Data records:
[start]

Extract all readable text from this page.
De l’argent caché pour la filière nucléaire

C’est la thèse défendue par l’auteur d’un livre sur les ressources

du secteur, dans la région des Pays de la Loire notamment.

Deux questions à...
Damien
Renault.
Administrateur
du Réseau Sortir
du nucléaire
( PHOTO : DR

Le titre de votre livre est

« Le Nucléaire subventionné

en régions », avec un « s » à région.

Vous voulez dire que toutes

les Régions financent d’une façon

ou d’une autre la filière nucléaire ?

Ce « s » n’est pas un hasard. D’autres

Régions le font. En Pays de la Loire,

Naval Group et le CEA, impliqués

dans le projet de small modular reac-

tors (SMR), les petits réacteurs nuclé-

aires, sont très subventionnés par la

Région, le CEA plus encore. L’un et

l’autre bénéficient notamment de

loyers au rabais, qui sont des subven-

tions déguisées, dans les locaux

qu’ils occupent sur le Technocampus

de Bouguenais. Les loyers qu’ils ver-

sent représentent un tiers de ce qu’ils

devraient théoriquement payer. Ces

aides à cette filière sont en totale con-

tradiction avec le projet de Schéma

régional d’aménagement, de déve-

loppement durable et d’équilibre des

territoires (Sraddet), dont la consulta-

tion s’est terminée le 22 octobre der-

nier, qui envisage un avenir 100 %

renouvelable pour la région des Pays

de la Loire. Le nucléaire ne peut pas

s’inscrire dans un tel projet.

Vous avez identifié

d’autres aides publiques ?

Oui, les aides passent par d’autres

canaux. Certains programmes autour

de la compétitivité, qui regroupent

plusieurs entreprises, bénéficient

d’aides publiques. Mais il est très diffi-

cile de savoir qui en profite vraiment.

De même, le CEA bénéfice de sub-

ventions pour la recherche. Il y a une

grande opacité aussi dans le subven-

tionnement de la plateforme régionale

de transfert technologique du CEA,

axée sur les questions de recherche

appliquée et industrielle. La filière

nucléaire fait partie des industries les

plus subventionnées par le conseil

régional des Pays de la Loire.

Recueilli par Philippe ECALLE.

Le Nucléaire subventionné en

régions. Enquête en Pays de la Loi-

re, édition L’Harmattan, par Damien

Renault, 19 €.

[end]

**TASK**
Identify all lines in the records above with the word "questions".

**SOLUTION**
Deux questions à...
axée sur les questions de recherche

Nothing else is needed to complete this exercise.